-------- EXCERPTED RECORDS --------
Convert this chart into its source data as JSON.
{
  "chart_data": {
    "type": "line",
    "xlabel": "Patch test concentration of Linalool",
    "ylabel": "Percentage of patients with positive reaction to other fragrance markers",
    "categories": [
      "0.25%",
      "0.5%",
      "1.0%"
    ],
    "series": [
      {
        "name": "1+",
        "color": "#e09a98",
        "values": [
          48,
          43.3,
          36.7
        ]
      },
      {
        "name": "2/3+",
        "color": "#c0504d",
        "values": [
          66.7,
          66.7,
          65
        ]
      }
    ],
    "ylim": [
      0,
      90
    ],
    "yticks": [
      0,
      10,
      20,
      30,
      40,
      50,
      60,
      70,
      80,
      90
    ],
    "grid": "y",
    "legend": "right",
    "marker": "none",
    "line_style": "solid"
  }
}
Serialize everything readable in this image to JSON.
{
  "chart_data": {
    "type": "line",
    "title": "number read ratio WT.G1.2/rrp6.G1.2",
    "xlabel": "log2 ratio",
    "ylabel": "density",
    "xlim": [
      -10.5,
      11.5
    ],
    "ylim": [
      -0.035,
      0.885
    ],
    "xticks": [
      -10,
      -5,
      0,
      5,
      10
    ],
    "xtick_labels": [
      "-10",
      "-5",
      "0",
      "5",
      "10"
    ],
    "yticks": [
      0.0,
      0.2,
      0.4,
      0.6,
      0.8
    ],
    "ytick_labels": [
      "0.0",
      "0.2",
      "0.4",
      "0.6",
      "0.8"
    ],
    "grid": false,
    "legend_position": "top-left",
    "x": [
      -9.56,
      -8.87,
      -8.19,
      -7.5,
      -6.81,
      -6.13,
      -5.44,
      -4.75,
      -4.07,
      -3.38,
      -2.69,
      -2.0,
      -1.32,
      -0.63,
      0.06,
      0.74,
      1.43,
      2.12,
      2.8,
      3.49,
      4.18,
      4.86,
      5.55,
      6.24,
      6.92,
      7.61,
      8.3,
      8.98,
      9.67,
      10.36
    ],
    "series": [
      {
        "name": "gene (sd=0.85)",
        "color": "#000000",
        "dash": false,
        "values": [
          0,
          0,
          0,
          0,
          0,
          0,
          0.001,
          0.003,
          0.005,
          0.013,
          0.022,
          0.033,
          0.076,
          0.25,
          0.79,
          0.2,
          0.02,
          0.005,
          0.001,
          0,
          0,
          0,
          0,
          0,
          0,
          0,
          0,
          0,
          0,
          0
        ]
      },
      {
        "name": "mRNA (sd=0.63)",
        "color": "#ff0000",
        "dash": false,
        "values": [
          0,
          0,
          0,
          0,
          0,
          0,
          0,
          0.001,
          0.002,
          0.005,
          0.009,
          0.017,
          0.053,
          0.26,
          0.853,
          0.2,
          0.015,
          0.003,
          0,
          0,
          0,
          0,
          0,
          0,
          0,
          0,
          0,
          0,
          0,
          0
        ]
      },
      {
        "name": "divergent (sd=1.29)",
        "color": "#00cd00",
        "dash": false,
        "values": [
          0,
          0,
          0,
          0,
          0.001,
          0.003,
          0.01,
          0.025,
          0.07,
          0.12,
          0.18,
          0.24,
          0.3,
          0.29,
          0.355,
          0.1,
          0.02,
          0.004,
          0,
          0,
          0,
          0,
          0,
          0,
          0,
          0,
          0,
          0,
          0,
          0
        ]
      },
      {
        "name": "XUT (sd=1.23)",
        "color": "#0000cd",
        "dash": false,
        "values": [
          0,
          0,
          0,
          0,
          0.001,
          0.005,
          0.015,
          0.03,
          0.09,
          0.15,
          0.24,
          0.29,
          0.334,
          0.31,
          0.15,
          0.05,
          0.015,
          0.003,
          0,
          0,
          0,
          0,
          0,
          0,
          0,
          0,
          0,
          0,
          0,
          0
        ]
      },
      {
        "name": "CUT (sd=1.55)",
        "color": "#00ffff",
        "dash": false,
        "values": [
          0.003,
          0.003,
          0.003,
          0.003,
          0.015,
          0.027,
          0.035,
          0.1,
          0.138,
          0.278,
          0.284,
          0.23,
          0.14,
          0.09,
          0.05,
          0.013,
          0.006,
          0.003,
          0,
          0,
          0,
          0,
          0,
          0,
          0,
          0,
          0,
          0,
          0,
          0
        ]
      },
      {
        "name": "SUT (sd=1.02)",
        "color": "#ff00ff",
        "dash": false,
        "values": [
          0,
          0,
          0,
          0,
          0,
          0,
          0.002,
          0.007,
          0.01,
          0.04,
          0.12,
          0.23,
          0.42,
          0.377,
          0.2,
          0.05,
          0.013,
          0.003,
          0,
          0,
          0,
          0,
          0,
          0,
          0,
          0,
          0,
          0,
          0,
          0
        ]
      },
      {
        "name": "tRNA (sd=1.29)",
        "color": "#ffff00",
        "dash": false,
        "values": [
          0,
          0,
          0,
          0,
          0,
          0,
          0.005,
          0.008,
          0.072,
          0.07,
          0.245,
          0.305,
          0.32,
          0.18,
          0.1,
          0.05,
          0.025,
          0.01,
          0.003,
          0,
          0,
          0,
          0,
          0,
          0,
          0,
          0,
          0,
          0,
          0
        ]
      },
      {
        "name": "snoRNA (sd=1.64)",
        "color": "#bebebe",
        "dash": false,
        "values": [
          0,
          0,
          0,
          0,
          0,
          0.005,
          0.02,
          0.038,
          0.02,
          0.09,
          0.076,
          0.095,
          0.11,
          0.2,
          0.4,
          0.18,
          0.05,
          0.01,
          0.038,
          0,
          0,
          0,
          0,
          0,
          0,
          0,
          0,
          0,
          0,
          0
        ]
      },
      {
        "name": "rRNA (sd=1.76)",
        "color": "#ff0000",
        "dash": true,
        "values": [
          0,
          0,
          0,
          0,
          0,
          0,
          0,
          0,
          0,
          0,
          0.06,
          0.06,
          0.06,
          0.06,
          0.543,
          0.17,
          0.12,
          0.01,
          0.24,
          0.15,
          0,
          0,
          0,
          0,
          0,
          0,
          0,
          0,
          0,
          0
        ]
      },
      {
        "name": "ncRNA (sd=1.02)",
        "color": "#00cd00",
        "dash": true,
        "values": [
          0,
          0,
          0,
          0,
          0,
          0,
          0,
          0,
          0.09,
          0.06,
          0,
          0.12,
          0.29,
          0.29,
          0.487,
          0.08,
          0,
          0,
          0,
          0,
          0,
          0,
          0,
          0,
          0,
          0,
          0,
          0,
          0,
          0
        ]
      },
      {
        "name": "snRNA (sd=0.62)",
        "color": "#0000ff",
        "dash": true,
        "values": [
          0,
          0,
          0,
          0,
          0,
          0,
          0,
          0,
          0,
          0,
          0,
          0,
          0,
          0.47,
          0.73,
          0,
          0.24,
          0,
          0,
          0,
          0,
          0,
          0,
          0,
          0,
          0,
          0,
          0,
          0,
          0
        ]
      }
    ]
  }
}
--------
▸ **TASK ITEM**
Nothing in the records may change. Print all of them.

▸ **SOLUTION FOR THIS TASK**
Convert this chart into its source data as JSON.
{
  "chart_data": {
    "type": "line",
    "xlabel": "Patch test concentration of Linalool",
    "ylabel": "Percentage of patients with positive reaction to other fragrance markers",
    "categories": [
      "0.25%",
      "0.5%",
      "1.0%"
    ],
    "series": [
      {
        "name": "1+",
        "color": "#e09a98",
        "values": [
          48,
          43.3,
          36.7
        ]
      },
      {
        "name": "2/3+",
        "color": "#c0504d",
        "values": [
          66.7,
          66.7,
          65
        ]
      }
    ],
    "ylim": [
      0,
      90
    ],
    "yticks": [
      0,
      10,
      20,
      30,
      40,
      50,
      60,
      70,
      80,
      90
    ],
    "grid": "y",
    "legend": "right",
    "marker": "none",
    "line_style": "solid"
  }
}
Serialize everything readable in this image to JSON.
{
  "chart_data": {
    "type": "line",
    "title": "number read ratio WT.G1.2/rrp6.G1.2",
    "xlabel": "log2 ratio",
    "ylabel": "density",
    "xlim": [
      -10.5,
      11.5
    ],
    "ylim": [
      -0.035,
      0.885
    ],
    "xticks": [
      -10,
      -5,
      0,
      5,
      10
    ],
    "xtick_labels": [
      "-10",
      "-5",
      "0",
      "5",
      "10"
    ],
    "yticks": [
      0.0,
      0.2,
      0.4,
      0.6,
      0.8
    ],
    "ytick_labels": [
      "0.0",
      "0.2",
      "0.4",
      "0.6",
      "0.8"
    ],
    "grid": false,
    "legend_position": "top-left",
    "x": [
      -9.56,
      -8.87,
      -8.19,
      -7.5,
      -6.81,
      -6.13,
      -5.44,
      -4.75,
      -4.07,
      -3.38,
      -2.69,
      -2.0,
      -1.32,
      -0.63,
      0.06,
      0.74,
      1.43,
      2.12,
      2.8,
      3.49,
      4.18,
      4.86,
      5.55,
      6.24,
      6.92,
      7.61,
      8.3,
      8.98,
      9.67,
      10.36
    ],
    "series": [
      {
        "name": "gene (sd=0.85)",
        "color": "#000000",
        "dash": false,
        "values": [
          0,
          0,
          0,
          0,
          0,
          0,
          0.001,
          0.003,
          0.005,
          0.013,
          0.022,
          0.033,
          0.076,
          0.25,
          0.79,
          0.2,
          0.02,
          0.005,
          0.001,
          0,
          0,
          0,
          0,
          0,
          0,
          0,
          0,
          0,
          0,
          0
        ]
      },
      {
        "name": "mRNA (sd=0.63)",
        "color": "#ff0000",
        "dash": false,
        "values": [
          0,
          0,
          0,
          0,
          0,
          0,
          0,
          0.001,
          0.002,
          0.005,
          0.009,
          0.017,
          0.053,
          0.26,
          0.853,
          0.2,
          0.015,
          0.003,
          0,
          0,
          0,
          0,
          0,
          0,
          0,
          0,
          0,
          0,
          0,
          0
        ]
      },
      {
        "name": "divergent (sd=1.29)",
        "color": "#00cd00",
        "dash": false,
        "values": [
          0,
          0,
          0,
          0,
          0.001,
          0.003,
          0.01,
          0.025,
          0.07,
          0.12,
          0.18,
          0.24,
          0.3,
          0.29,
          0.355,
          0.1,
          0.02,
          0.004,
          0,
          0,
          0,
          0,
          0,
          0,
          0,
          0,
          0,
          0,
          0,
          0
        ]
      },
      {
        "name": "XUT (sd=1.23)",
        "color": "#0000cd",
        "dash": false,
        "values": [
          0,
          0,
          0,
          0,
          0.001,
          0.005,
          0.015,
          0.03,
          0.09,
          0.15,
          0.24,
          0.29,
          0.334,
          0.31,
          0.15,
          0.05,
          0.015,
          0.003,
          0,
          0,
          0,
          0,
          0,
          0,
          0,
          0,
          0,
          0,
          0,
          0
        ]
      },
      {
        "name": "CUT (sd=1.55)",
        "color": "#00ffff",
        "dash": false,
        "values": [
          0.003,
          0.003,
          0.003,
          0.003,
          0.015,
          0.027,
          0.035,
          0.1,
          0.138,
          0.278,
          0.284,
          0.23,
          0.14,
          0.09,
          0.05,
          0.013,
          0.006,
          0.003,
          0,
          0,
          0,
          0,
          0,
          0,
          0,
          0,
          0,
          0,
          0,
          0
        ]
      },
      {
        "name": "SUT (sd=1.02)",
        "color": "#ff00ff",
        "dash": false,
        "values": [
          0,
          0,
          0,
          0,
          0,
          0,
          0.002,
          0.007,
          0.01,
          0.04,
          0.12,
          0.23,
          0.42,
          0.377,
          0.2,
          0.05,
          0.013,
          0.003,
          0,
          0,
          0,
          0,
          0,
          0,
          0,
          0,
          0,
          0,
          0,
          0
        ]
      },
      {
        "name": "tRNA (sd=1.29)",
        "color": "#ffff00",
        "dash": false,
        "values": [
          0,
          0,
          0,
          0,
          0,
          0,
          0.005,
          0.008,
          0.072,
          0.07,
          0.245,
          0.305,
          0.32,
          0.18,
          0.1,
          0.05,
          0.025,
          0.01,
          0.003,
          0,
          0,
          0,
          0,
          0,
          0,
          0,
          0,
          0,
          0,
          0
        ]
      },
      {
        "name": "snoRNA (sd=1.64)",
        "color": "#bebebe",
        "dash": false,
        "values": [
          0,
          0,
          0,
          0,
          0,
          0.005,
          0.02,
          0.038,
          0.02,
          0.09,
          0.076,
          0.095,
          0.11,
          0.2,
          0.4,
          0.18,
          0.05,
          0.01,
          0.038,
          0,
          0,
          0,
          0,
          0,
          0,
          0,
          0,
          0,
          0,
          0
        ]
      },
      {
        "name": "rRNA (sd=1.76)",
        "color": "#ff0000",
        "dash": true,
        "values": [
          0,
          0,
          0,
          0,
          0,
          0,
          0,
          0,
          0,
          0,
          0.06,
          0.06,
          0.06,
          0.06,
          0.543,
          0.17,
          0.12,
          0.01,
          0.24,
          0.15,
          0,
          0,
          0,
          0,
          0,
          0,
          0,
          0,
          0,
          0
        ]
      },
      {
        "name": "ncRNA (sd=1.02)",
        "color": "#00cd00",
        "dash": true,
        "values": [
          0,
          0,
          0,
          0,
          0,
          0,
          0,
          0,
          0.09,
          0.06,
          0,
          0.12,
          0.29,
          0.29,
          0.487,
          0.08,
          0,
          0,
          0,
          0,
          0,
          0,
          0,
          0,
          0,
          0,
          0,
          0,
          0,
          0
        ]
      },
      {
        "name": "snRNA (sd=0.62)",
        "color": "#0000ff",
        "dash": true,
        "values": [
          0,
          0,
          0,
          0,
          0,
          0,
          0,
          0,
          0,
          0,
          0,
          0,
          0,
          0.47,
          0.73,
          0,
          0.24,
          0,
          0,
          0,
          0,
          0,
          0,
          0,
          0,
          0,
          0,
          0,
          0,
          0
        ]
      }
    ]
  }
}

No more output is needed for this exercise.